Text to read:
Deleuze’s treatment of Godard’s work in such terms is commonly cited in discussions of post-1945 modern cinema, but it needs to be acknowledged that Godard’s exploration of forms and forces of between-ness takes effect in more fine-grained ways, within shots as well as between them, through mise en scène as well as montage. Deleuze’s reading supplies a larger, philosophical understanding of a crucial Godardian obsession that needs to be considered more minutely, with careful attention to how between-ness comes into play not only in the interstices between images but also in the interlying spaces between figures, objects, and graphic aspects of his compositions. In Godard’s visual and acoustic enterprise, between-ness further bears on the viewer’s encounter with the work and interface with the screen, factoring significantly into the structures of address that involve us in the cinematic reflection. In what follows, I want to survey some of the ways in which these interstitial parameters converge in and through Godard’s deployments of tennis as a motif. His recourse to the sport sustains an evolutionary thinking through of interstitial relations, a line of investigation that reflexively concerns the film medium itself and that permutes across the early, middle, and late stages of his corpus.
Let us begin with the famous opening of Pierrot le fou (1965), where a male voiceover recites from Élie Faure’s History of Art (1924) a section regarding the late style of Diego Velázquez. We are told that after the age of fifty, the Spanish painter, despite being condemned to have only royalty and nobility as his subjects, dedicated his artistry to the description of spaces between and around his human figures. «He drifted around things, like air, like the twilight, catching unawares in the shimmering shadows the colored palpitations which he transformed into the invisible core of his silent symphony». Through setting his keen sights on such interstitial details, Velázquez portrayed «mysterious exchanges that united shape and tone by means of a secret and unceasing progression that no convulsion or cataclysm could interrupt or impede».
The film delays unveiling the source of this lyrical passage, to which the musical score lends a sense of mystery. Eventually, we will find Ferdinand (Jean-Paul Belmondo) reading from Faure’s book as he smokes a cigarette in his marble bathtub and only faintly seems to grasp that his own privileged bourgeois existence in modern France fits in with Velázquez’s unflattering portrayal of the seventeenth-century Spanish nobility. But in the early seconds of the film, the recital of Faure’s text doesn’t yet belong to the subjectivity of a known character, and it coincides with ambiguously situated images that do the work not of beginning a plot but of sketching a peculiar logic of images at the crux of Godard’s stylistic approach.

Short problem A:
Answer these questions on the passage on Godard:
(i) Which sport does the author survey as a motif in Godard's work?
(ii) From which book does the male voiceover recite at the opening of Pierrot le fou?
(iii) Which actor plays Ferdinand?
The entries that come next are unrelated to the passage on Godard.

Listed entries:
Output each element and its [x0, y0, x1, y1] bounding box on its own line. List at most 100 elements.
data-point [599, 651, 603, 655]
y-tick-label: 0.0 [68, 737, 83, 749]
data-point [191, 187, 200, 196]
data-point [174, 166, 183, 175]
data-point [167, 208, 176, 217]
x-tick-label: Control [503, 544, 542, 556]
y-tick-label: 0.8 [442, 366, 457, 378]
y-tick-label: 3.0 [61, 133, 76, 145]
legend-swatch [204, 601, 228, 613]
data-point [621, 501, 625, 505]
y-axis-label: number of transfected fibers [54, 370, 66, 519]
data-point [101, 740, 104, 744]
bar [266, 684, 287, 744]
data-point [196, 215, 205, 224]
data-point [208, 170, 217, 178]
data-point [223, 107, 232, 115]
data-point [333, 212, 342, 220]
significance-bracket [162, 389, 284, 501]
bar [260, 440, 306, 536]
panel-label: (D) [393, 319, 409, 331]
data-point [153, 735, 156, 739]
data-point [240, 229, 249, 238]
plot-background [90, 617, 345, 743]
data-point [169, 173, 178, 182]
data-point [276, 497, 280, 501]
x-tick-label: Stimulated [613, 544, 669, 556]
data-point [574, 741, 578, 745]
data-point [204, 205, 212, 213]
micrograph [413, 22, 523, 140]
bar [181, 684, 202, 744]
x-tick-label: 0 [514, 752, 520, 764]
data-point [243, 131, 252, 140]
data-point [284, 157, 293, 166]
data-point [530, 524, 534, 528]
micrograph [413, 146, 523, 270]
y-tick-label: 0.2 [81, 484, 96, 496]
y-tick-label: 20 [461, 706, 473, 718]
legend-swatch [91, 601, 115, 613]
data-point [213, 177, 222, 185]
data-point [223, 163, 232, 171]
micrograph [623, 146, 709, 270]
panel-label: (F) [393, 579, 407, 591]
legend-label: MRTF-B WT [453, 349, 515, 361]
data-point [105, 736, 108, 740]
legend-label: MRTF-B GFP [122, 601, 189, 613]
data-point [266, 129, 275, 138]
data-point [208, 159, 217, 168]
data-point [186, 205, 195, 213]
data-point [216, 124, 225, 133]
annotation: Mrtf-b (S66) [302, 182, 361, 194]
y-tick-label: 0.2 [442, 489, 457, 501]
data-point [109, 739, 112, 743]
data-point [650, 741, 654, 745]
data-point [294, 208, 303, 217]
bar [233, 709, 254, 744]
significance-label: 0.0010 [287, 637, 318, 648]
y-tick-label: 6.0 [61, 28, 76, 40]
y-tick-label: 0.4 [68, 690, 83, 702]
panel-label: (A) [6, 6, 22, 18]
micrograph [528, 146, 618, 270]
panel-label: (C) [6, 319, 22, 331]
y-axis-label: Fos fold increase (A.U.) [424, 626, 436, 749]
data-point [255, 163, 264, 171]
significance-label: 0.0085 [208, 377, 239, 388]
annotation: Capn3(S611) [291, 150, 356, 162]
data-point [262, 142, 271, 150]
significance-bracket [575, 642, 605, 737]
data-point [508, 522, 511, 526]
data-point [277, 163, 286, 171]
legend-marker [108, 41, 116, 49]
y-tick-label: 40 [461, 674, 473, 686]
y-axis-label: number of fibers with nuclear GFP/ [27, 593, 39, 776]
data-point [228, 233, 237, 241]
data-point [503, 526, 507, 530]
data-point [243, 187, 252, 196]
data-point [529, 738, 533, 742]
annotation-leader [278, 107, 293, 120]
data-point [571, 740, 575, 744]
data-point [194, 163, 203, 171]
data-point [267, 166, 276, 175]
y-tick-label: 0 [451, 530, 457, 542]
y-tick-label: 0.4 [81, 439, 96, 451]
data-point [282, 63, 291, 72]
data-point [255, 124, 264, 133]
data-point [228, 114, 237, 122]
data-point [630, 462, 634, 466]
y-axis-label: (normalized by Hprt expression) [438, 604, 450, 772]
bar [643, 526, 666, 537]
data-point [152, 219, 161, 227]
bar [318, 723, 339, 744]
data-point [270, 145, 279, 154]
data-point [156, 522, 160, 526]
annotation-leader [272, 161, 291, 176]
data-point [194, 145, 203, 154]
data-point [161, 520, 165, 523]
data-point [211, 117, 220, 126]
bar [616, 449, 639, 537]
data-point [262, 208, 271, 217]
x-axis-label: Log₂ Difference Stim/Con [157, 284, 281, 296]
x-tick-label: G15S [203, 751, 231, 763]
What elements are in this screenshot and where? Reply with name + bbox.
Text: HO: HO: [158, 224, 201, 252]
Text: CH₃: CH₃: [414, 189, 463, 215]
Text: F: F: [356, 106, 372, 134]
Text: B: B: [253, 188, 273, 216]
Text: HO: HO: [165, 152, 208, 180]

Short problem B: Rewrite the entries from their start through the line containing "y-tick-label: 3.0 [61, 133, 76, 145]", replacing "data-point" with "marker" and leaving everything else unchanged.

Exercise solution A:
(i) Tennis.
(ii) Élie Faure's History of Art (1924).
(iii) Jean-Paul Belmondo.

Exercise solution B:
Output each element and its [x0, y0, x1, y1] bounding box on its own line. List at most 100 elements.
marker [599, 651, 603, 655]
y-tick-label: 0.0 [68, 737, 83, 749]
marker [191, 187, 200, 196]
marker [174, 166, 183, 175]
marker [167, 208, 176, 217]
x-tick-label: Control [503, 544, 542, 556]
y-tick-label: 0.8 [442, 366, 457, 378]
y-tick-label: 3.0 [61, 133, 76, 145]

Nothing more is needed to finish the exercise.